*Dataset rows*
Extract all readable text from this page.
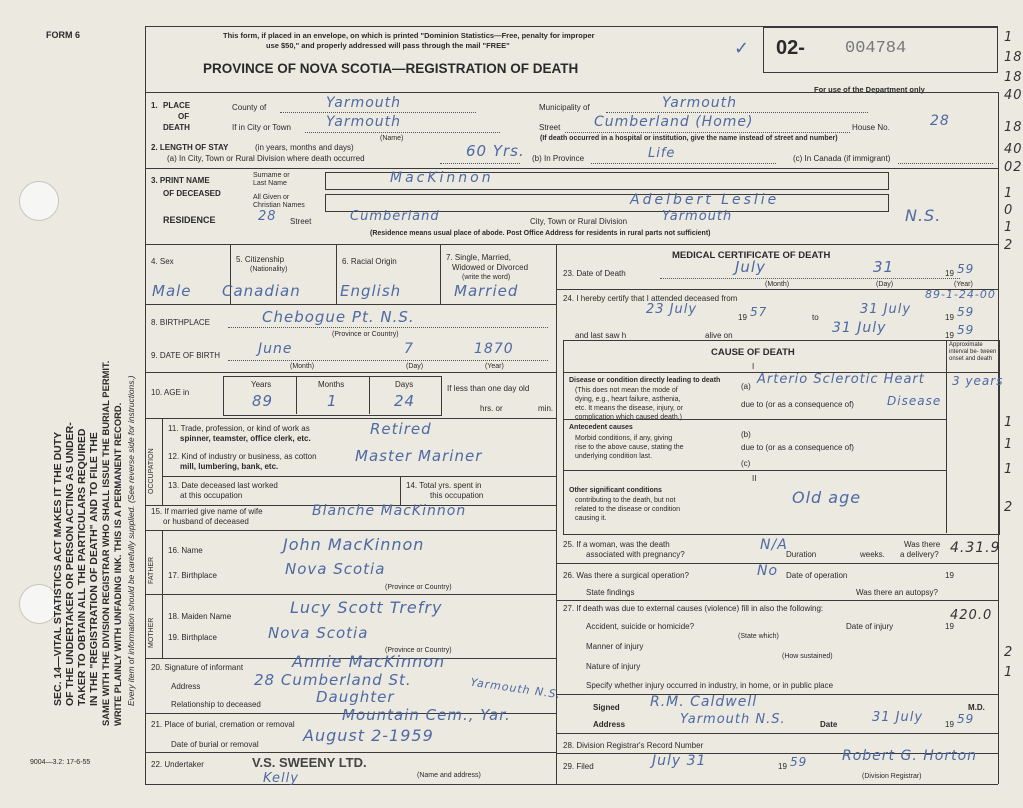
FORM 6
9004—3.2: 17-6-55
SEC. 14—VITAL STATISTICS ACT MAKES IT THE DUTY OF THE UNDERTAKER OR PERSON ACTING AS UNDER- TAKER TO OBTAIN ALL THE PARTICULARS REQUIRED IN THE "REGISTRATION OF DEATH" AND TO FILE THE SAME WITH THE DIVISION REGISTRAR WHO SHALL ISSUE THE BURIAL PERMIT. WRITE PLAINLY WITH UNFADING INK. THIS IS A PERMANENT RECORD. Every item of information should be carefully supplied. (See reverse side for instructions.)
This form, if placed in an envelope, on which is printed "Dominion Statistics—Free, penalty for improper
use $50," and properly addressed will pass through the mail "FREE"
PROVINCE OF NOVA SCOTIA—REGISTRATION OF DEATH
02- 004784
For use of the Department only
✓
1. PLACE
OF
DEATH
County of	Yarmouth	Municipality of	Yarmouth
If in City or Town	Yarmouth	Street Cumberland (Home)	House No.	28
(Name)	(If death occurred in a hospital or institution, give the name instead of street and number)
2. LENGTH OF STAY	(in years, months and days)
(a) In City, Town or Rural Division where death occurred	60 Yrs. (b) In Province	Life	(c) In Canada (if immigrant)
3. PRINT NAME
OF DECEASED
Surname or
Last Name
All Given or
Christian Names
MacKinnon
Adelbert Leslie
RESIDENCE	28 Street	Cumberland	City, Town or Rural Division	Yarmouth	N.S.
(Residence means usual place of abode. Post Office Address for residents in rural parts not sufficient)
4. Sex	5. Citizenship
(Nationality)
6. Racial Origin	7. Single, Married,
Widowed or Divorced
(write the word)
Male Canadian	English	Married
8. BIRTHPLACE	Chebogue Pt. N.S.
(Province or Country)
9. DATE OF BIRTH	June	7	1870
(Month)	(Day)	(Year)
10. AGE in
Years	Months	Days
89	1	24
If less than one day old
hrs. or	min.
OCCUPATION
11. Trade, profession, or kind of work as
spinner, teamster, office clerk, etc.
Retired
12. Kind of industry or business, as cotton
mill, lumbering, bank, etc.
Master Mariner
13. Date deceased last worked
at this occupation
14. Total yrs. spent in
this occupation
15. If married give name of wife
or husband of deceased
Blanche MacKinnon
FATHER
MOTHER
16. Name	John MacKinnon
17. Birthplace	Nova Scotia
(Province or Country)
18. Maiden Name	Lucy Scott Trefry
19. Birthplace	Nova Scotia
(Province or Country)
20. Signature of informant	Annie MacKinnon
Address	28 Cumberland St.
Relationship to deceased	Daughter	Yarmouth N.S.
21. Place of burial, cremation or removal
Mountain Cem., Yar.
Date of burial or removal	August 2-1959
22. Undertaker	V.S. SWEENY LTD.
Kelly	(Name and address)
MEDICAL CERTIFICATE OF DEATH
23. Date of Death	July	31	19 59
(Month)	(Day)	(Year)
24. I hereby certify that I attended deceased from	89-1-24-00
23 July
19 57	to
31 July
19 59
and last saw h	alive on	31 July	19 59
CAUSE OF DEATH
I
Approximate interval be- tween onset and death
Disease or condition directly leading to death
(This does not mean the mode of
dying, e.g., heart failure, asthenia,
etc. It means the disease, injury, or
complication which caused death.)
(a) Arterio Sclerotic Heart 3 years
due to (or as a consequence of)	Disease
Antecedent causes
Morbid conditions, if any, giving
rise to the above cause, stating the
underlying condition last.
(b)
due to (or as a consequence of)
(c)
II
Other significant conditions
contributing to the death, but not
related to the disease or condition
causing it.
Old age
25. If a woman, was the death
associated with pregnancy?
N/A
Duration	weeks.
Was there
a delivery? 4.31.9
26. Was there a surgical operation?	No Date of operation	19
State findings	Was there an autopsy?
27. If death was due to external causes (violence) fill in also the following:	420.0
Accident, suicide or homicide?
(State which)
Date of injury	19
Manner of injury
(How sustained)
Nature of injury
Specify whether injury occurred in industry, in home, or in public place
Signed R.M. Caldwell
Address	Yarmouth N.S.	Date	31 July	19 59
M.D.
28. Division Registrar's Record Number
29. Filed	July 31	19 59 Robert G. Horton
(Division Registrar)
1
18
18
40
18
40
02
1
0
1
2
1
1
1
2
2
1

*Written exercise*
List the lines that contain the word "causes".

*The result*
Antecedent causes
27. If death was due to external causes (violence) fill in also the following:	420.0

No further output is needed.